## GOAL
Reproduce every line of the items below character for character, omitting the pictures.

[Entries from a dataset]
________

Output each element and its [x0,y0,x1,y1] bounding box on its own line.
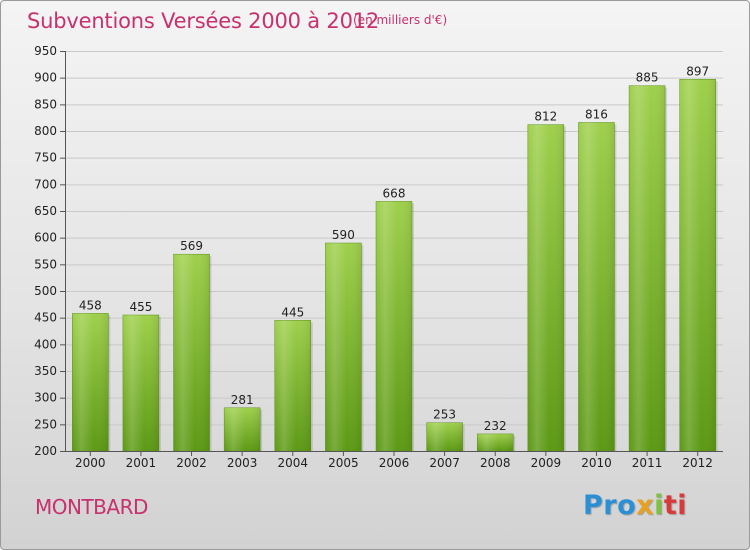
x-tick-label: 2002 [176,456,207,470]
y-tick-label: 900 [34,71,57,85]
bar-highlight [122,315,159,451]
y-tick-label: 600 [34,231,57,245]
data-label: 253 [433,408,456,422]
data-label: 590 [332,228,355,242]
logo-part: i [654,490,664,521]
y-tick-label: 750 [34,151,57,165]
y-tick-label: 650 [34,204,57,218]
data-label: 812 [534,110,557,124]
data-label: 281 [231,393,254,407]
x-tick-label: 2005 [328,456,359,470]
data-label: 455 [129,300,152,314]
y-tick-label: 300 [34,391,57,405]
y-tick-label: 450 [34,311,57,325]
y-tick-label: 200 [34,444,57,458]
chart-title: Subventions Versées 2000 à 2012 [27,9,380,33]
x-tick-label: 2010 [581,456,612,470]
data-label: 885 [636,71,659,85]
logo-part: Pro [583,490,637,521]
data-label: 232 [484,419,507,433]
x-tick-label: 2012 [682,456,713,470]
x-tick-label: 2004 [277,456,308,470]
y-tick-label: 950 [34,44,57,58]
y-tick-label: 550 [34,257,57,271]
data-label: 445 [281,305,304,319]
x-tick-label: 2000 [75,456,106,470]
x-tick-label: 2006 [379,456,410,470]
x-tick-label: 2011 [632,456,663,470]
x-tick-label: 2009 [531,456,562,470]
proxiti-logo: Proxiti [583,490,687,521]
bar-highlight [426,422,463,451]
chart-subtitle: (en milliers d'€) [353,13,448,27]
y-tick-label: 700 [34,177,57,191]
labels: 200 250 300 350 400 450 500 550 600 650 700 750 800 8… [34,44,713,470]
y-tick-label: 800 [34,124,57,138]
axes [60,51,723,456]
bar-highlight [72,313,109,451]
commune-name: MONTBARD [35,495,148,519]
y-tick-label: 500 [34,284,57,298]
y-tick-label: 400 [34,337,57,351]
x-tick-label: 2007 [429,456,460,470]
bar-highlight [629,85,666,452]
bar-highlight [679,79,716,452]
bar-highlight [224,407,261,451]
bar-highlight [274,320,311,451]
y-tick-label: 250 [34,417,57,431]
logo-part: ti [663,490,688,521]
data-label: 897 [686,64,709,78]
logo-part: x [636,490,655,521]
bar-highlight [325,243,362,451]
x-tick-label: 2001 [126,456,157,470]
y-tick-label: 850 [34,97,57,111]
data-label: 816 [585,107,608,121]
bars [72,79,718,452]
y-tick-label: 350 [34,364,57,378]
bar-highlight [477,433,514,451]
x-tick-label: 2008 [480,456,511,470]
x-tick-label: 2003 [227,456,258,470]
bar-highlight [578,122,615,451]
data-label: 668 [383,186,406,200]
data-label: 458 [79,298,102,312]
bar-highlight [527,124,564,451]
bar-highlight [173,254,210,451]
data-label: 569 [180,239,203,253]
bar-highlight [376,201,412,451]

________

## THE ANSWER
Output each element and its [x0,y0,x1,y1] bounding box on its own line.
x-tick-label: 2002 [176,456,207,470]
y-tick-label: 900 [34,71,57,85]
bar-highlight [122,315,159,451]
y-tick-label: 600 [34,231,57,245]
data-label: 253 [433,408,456,422]
data-label: 590 [332,228,355,242]
logo-part: i [654,490,664,521]
y-tick-label: 750 [34,151,57,165]
y-tick-label: 650 [34,204,57,218]
data-label: 812 [534,110,557,124]
data-label: 281 [231,393,254,407]
x-tick-label: 2005 [328,456,359,470]
data-label: 455 [129,300,152,314]
y-tick-label: 300 [34,391,57,405]
y-tick-label: 450 [34,311,57,325]
y-tick-label: 200 [34,444,57,458]
chart-title: Subventions Versées 2000 à 2012 [27,9,380,33]
x-tick-label: 2010 [581,456,612,470]
data-label: 885 [636,71,659,85]
logo-part: Pro [583,490,637,521]
data-label: 232 [484,419,507,433]
x-tick-label: 2012 [682,456,713,470]
x-tick-label: 2004 [277,456,308,470]
y-tick-label: 950 [34,44,57,58]
y-tick-label: 550 [34,257,57,271]
data-label: 445 [281,305,304,319]
x-tick-label: 2000 [75,456,106,470]
x-tick-label: 2006 [379,456,410,470]
x-tick-label: 2011 [632,456,663,470]
x-tick-label: 2009 [531,456,562,470]
proxiti-logo: Proxiti [583,490,687,521]
bar-highlight [426,422,463,451]
chart-subtitle: (en milliers d'€) [353,13,448,27]
y-tick-label: 700 [34,177,57,191]
labels: 200 250 300 350 400 450 500 550 600 650 700 750 800 8… [34,44,713,470]
y-tick-label: 800 [34,124,57,138]
axes [60,51,723,456]
bar-highlight [72,313,109,451]
commune-name: MONTBARD [35,495,148,519]
y-tick-label: 500 [34,284,57,298]
y-tick-label: 400 [34,337,57,351]
x-tick-label: 2007 [429,456,460,470]
bar-highlight [629,85,666,452]
bar-highlight [679,79,716,452]
bar-highlight [224,407,261,451]
bar-highlight [274,320,311,451]
y-tick-label: 250 [34,417,57,431]
logo-part: ti [663,490,688,521]
data-label: 897 [686,64,709,78]
logo-part: x [636,490,655,521]
bar-highlight [325,243,362,451]
x-tick-label: 2001 [126,456,157,470]
y-tick-label: 850 [34,97,57,111]
data-label: 816 [585,107,608,121]
bars [72,79,718,452]
y-tick-label: 350 [34,364,57,378]
bar-highlight [477,433,514,451]
x-tick-label: 2008 [480,456,511,470]
x-tick-label: 2003 [227,456,258,470]
bar-highlight [578,122,615,451]
data-label: 668 [383,186,406,200]
data-label: 458 [79,298,102,312]
bar-highlight [527,124,564,451]
bar-highlight [173,254,210,451]
data-label: 569 [180,239,203,253]
bar-highlight [376,201,412,451]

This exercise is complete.